───── Page extract

In the first article (part1 of the series), I introduced the Machine Reading Comprehension task. Machine Reading Comprehension is the task of building a system that understands the passage to answer questions related to it.
In the second article (part2 of the series), I introduced the Retriever and Reader architecture to scale the Machine Reading Comprehension task on larger documents. In this article, I will introduce the evaluation metrics for these models.
The performance of the Question Answering Model highly depends on the performance of both the Retriever and Reader models. Retriever and Reader are loosely coupled models and can be independently evaluated. Evaluation helps identify which model is not performing well and further replace or fine-tune it. To evaluate models, we need gold-standard labels which humans manually annotate. Evaluating Reader models is tricker compared to evaluating Retriever models. In this article, we discuss answer quality evaluation for Reader Model.
The outputs from a reader are the relevant answers (start index and end index) from passages across multiple documents for a user query. In the below example, the outputs for the reader are 0 (start index) and 10 (end index) for provided context/passage.
We must compare the gold standard answer/label (Tony Stark) with the predicted answer to evaluate the reader. I will introduce some of the widely used metrics below. Each metric score is for a single prediction. The average of individual prediction scores can be taken as the final score.
The Reader evaluation metrics can be divided into two categories:
Lexical or Keyword-based Evaluation Metrics entirely rely on string comparisons. The exact tokens or words in predicted answer and annotation labels are compared to calculate similarity. These metrics are simple to calculate and easy to understand. However, exact keyword matching is inefficient when a question has multiple correct answers, and annotators miss annotating every possible correct answer for that question.

──────────
───── Data supplied

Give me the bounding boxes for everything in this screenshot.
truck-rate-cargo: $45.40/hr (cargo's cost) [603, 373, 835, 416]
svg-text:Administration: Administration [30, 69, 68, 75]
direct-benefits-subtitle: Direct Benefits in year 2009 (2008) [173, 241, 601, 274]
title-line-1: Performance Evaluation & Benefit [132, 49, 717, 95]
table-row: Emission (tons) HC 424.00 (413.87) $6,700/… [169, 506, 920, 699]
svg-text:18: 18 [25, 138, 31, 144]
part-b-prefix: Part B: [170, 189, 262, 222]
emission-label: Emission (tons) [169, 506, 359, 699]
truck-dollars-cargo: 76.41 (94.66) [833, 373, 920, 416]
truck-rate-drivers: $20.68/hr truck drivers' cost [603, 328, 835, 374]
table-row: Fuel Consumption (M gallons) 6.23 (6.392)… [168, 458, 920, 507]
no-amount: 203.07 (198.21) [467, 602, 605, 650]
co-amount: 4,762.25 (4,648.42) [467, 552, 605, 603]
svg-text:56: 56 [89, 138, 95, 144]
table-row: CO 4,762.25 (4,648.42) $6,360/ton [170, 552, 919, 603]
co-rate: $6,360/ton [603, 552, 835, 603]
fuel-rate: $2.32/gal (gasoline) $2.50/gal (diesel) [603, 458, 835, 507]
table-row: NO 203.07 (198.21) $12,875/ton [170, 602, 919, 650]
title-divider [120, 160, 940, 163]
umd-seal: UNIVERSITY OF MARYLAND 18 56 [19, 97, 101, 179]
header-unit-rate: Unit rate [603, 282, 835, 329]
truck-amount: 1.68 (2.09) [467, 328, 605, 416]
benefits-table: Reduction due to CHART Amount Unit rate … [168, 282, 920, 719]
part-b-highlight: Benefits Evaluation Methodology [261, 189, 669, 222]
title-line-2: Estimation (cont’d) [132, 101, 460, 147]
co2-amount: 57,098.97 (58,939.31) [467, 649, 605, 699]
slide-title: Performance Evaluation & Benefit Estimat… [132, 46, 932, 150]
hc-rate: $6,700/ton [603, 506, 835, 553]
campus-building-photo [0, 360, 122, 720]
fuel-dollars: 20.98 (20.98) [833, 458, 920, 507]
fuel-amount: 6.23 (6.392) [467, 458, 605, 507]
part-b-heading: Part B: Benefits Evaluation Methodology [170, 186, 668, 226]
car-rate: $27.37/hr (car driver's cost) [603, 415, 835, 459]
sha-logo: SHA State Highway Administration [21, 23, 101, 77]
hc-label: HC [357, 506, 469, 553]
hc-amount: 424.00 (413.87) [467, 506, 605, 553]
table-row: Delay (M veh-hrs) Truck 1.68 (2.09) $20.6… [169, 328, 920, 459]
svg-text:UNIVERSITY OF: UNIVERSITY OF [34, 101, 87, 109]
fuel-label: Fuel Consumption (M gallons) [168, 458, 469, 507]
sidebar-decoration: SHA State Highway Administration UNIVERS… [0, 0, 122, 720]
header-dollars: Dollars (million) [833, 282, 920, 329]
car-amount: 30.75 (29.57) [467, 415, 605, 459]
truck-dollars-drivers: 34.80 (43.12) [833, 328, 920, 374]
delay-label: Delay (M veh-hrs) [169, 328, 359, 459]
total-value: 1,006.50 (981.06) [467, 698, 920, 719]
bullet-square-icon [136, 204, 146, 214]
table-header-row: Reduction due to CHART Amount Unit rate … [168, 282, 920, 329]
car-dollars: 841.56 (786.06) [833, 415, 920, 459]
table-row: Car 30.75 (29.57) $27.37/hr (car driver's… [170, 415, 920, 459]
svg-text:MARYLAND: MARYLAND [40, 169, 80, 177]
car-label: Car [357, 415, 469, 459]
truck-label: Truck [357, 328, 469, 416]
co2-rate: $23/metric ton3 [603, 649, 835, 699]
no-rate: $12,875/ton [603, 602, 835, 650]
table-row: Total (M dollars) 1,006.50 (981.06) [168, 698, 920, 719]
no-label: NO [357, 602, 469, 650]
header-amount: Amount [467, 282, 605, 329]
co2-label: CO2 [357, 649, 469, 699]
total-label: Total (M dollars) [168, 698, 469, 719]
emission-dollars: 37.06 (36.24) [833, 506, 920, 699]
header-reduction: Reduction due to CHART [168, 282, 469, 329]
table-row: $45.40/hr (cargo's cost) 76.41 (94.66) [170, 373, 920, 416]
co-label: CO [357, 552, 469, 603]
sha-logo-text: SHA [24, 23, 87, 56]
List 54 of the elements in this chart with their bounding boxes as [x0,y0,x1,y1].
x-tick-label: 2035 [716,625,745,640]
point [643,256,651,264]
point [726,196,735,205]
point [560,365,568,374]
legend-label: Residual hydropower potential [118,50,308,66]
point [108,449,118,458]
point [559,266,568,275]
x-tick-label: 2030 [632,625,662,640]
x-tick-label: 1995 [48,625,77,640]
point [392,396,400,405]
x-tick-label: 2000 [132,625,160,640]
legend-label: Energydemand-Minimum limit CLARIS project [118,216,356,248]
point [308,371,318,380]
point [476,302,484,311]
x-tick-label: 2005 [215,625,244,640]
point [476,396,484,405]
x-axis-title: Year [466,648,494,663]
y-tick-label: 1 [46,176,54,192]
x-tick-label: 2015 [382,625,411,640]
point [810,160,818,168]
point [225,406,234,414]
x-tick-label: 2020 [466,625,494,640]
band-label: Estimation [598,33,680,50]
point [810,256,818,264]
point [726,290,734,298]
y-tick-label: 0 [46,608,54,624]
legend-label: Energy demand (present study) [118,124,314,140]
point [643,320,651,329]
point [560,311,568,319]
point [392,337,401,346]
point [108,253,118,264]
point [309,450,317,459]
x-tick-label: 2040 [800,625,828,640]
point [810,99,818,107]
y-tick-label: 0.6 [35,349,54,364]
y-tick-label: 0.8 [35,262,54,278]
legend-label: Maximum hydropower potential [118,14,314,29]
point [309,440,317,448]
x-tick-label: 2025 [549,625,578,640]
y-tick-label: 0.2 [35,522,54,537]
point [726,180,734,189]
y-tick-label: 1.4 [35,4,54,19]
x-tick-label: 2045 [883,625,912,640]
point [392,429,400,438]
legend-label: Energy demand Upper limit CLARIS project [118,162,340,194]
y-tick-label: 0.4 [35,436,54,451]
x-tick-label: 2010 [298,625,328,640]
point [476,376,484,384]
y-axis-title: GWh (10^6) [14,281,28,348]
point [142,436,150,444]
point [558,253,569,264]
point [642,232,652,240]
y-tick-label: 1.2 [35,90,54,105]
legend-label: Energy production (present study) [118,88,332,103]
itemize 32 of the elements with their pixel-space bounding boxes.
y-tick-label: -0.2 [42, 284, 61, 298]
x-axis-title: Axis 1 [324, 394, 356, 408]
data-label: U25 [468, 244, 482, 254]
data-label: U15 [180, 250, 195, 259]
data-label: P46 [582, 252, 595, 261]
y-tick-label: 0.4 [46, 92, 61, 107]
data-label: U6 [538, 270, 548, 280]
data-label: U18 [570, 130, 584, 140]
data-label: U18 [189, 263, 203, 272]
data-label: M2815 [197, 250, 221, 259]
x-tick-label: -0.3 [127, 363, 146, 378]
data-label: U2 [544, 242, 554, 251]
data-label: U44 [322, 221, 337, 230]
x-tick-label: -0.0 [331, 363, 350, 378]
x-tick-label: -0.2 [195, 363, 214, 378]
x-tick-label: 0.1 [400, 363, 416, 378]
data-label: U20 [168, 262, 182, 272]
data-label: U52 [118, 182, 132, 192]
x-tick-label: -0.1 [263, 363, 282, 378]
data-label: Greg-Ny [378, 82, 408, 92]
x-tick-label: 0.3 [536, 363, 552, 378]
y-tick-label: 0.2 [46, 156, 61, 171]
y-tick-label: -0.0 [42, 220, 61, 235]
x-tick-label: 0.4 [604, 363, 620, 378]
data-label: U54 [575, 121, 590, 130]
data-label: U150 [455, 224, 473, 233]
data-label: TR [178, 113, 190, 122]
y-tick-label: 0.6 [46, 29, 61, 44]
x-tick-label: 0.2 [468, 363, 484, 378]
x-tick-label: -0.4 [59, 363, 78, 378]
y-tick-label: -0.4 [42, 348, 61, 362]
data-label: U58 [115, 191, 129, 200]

──────────

Task list
(1) In the article on evaluating question answering models, what can be taken as the final score?
(2) Echo the article on evaluating question answering models word for word, starting with "The performance of the" and going on through "for Reader Model.".
(3) Carry on the article on evaluating question answering models from where it stops.

Written responses
(1) The average of the individual prediction scores.

(2)
The performance of the Question Answering Model highly depends on the performance of both the Retriever and Reader models. Retriever and Reader are loosely coupled models and can be independently evaluated. Evaluation helps identify which model is not performing well and further replace or fine-tune it. To evaluate models, we need gold-standard labels which humans manually annotate. Evaluating Reader models is tricker compared to evaluating Retriever models. In this article, we discuss answer quality evaluation for Reader Model.

(3)
1.1 Exact Match (EM):
Exact Match is a strict evaluation metric that only gives two scores (0 or 1). EM score is 1 if the answer provided by the annotator is precisely the same as the predicted answer; else, it gives 0 (EM score for “the US” and “the United States” is 0). EM might be a good metric for very short or concise factual answers, but it isn't suitable for long answers.
F1-Score is a looser metric than Exact Match; it considers the average overlap between the answer provided by the annotator and the predicted answer. Before calculating the score, we may need to perform some preprocessing on answers like converting words to lower cases, stemming or lemmatization, etc.
precision = TP/(TP+FP)
True Positive (TP) is the number of words that overlap between the annotated label and the predicted answer.
False Positive (FP) is the number of words present in the predicted answer but missing in the annotated label.
False Negative (FN) is the number of words present in the annotated label but missing in the predicted answer.
Let's consider the below example,
Annotated Answer / Gold Standard Label: Anthony Edward Stark
Predicted Answer by model: Tony Stark
Exact Match Score: 0
F1-Score: 0.67 [TP = 1(Stark), FP = 1(Tony), FN = 2(Anthony, Edward) -> precision = 0.5, recall = 0.398]
In the provided passage, “Anthony Edward Stark” is commonly known as “Tony Stark.” Hence, F1-Score can be a better metric compared to EM.
There are n-gram-based lexical matching algorithms are widely used in language translation applications. These algorithms rely on n-gram overlapping between answers and can also be used for evaluating Question Answering models. However, these algorithms are out of scope for this article.
While lexical metrics like EM and F1 scores are keyword-based and focus on keyword match, neural-based metrics focus on the semantics or meanings of answers. This metric is handy when a question has multiple answers, and the annotator missed labeling some of them as keywords might not, but answers have the same meaning. Relatively, these models are slower than keyword-based metrics because they usually are utilizing some deep learning model, but are closer to human judgment.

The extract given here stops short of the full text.